GOAL
Output the material beneath exactly, leaving nothing out.

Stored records
########

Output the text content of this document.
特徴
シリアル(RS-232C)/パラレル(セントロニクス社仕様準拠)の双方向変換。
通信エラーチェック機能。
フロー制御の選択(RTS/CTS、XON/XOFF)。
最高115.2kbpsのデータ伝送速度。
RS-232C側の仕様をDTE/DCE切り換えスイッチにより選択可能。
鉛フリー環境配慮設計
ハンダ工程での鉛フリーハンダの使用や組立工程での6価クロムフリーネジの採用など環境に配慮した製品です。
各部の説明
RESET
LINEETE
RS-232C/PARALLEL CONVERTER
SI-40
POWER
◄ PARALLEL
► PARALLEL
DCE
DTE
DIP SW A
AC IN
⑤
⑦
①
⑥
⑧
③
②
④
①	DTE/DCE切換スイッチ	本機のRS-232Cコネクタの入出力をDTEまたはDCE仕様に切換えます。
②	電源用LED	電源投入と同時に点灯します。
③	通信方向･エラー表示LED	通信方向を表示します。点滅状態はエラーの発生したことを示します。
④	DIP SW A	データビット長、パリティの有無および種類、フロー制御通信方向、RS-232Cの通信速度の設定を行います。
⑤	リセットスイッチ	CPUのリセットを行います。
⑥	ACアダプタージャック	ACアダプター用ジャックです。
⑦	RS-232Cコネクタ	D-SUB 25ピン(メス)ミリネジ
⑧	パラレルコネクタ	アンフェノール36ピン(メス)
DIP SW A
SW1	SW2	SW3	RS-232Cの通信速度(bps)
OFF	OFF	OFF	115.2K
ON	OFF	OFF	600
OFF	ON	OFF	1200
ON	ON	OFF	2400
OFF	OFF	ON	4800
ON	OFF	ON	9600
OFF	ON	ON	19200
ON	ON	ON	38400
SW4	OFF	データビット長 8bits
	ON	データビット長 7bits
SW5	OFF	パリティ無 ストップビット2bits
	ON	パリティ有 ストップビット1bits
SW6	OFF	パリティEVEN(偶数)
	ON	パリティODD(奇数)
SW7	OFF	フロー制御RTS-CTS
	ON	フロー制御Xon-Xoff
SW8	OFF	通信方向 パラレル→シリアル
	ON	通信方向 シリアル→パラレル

########

EXERCISE ANSWER
Output the text content of this document.
特徴
シリアル(RS-232C)/パラレル(セントロニクス社仕様準拠)の双方向変換。
通信エラーチェック機能。
フロー制御の選択(RTS/CTS、XON/XOFF)。
最高115.2kbpsのデータ伝送速度。
RS-232C側の仕様をDTE/DCE切り換えスイッチにより選択可能。
鉛フリー環境配慮設計
ハンダ工程での鉛フリーハンダの使用や組立工程での6価クロムフリーネジの採用など環境に配慮した製品です。
各部の説明
RESET
LINEETE
RS-232C/PARALLEL CONVERTER
SI-40
POWER
◄ PARALLEL
► PARALLEL
DCE
DTE
DIP SW A
AC IN
⑤
⑦
①
⑥
⑧
③
②
④
①	DTE/DCE切換スイッチ	本機のRS-232Cコネクタの入出力をDTEまたはDCE仕様に切換えます。
②	電源用LED	電源投入と同時に点灯します。
③	通信方向･エラー表示LED	通信方向を表示します。点滅状態はエラーの発生したことを示します。
④	DIP SW A	データビット長、パリティの有無および種類、フロー制御通信方向、RS-232Cの通信速度の設定を行います。
⑤	リセットスイッチ	CPUのリセットを行います。
⑥	ACアダプタージャック	ACアダプター用ジャックです。
⑦	RS-232Cコネクタ	D-SUB 25ピン(メス)ミリネジ
⑧	パラレルコネクタ	アンフェノール36ピン(メス)
DIP SW A
SW1	SW2	SW3	RS-232Cの通信速度(bps)
OFF	OFF	OFF	115.2K
ON	OFF	OFF	600
OFF	ON	OFF	1200
ON	ON	OFF	2400
OFF	OFF	ON	4800
ON	OFF	ON	9600
OFF	ON	ON	19200
ON	ON	ON	38400
SW4	OFF	データビット長 8bits
	ON	データビット長 7bits
SW5	OFF	パリティ無 ストップビット2bits
	ON	パリティ有 ストップビット1bits
SW6	OFF	パリティEVEN(偶数)
	ON	パリティODD(奇数)
SW7	OFF	フロー制御RTS-CTS
	ON	フロー制御Xon-Xoff
SW8	OFF	通信方向 パラレル→シリアル
	ON	通信方向 シリアル→パラレル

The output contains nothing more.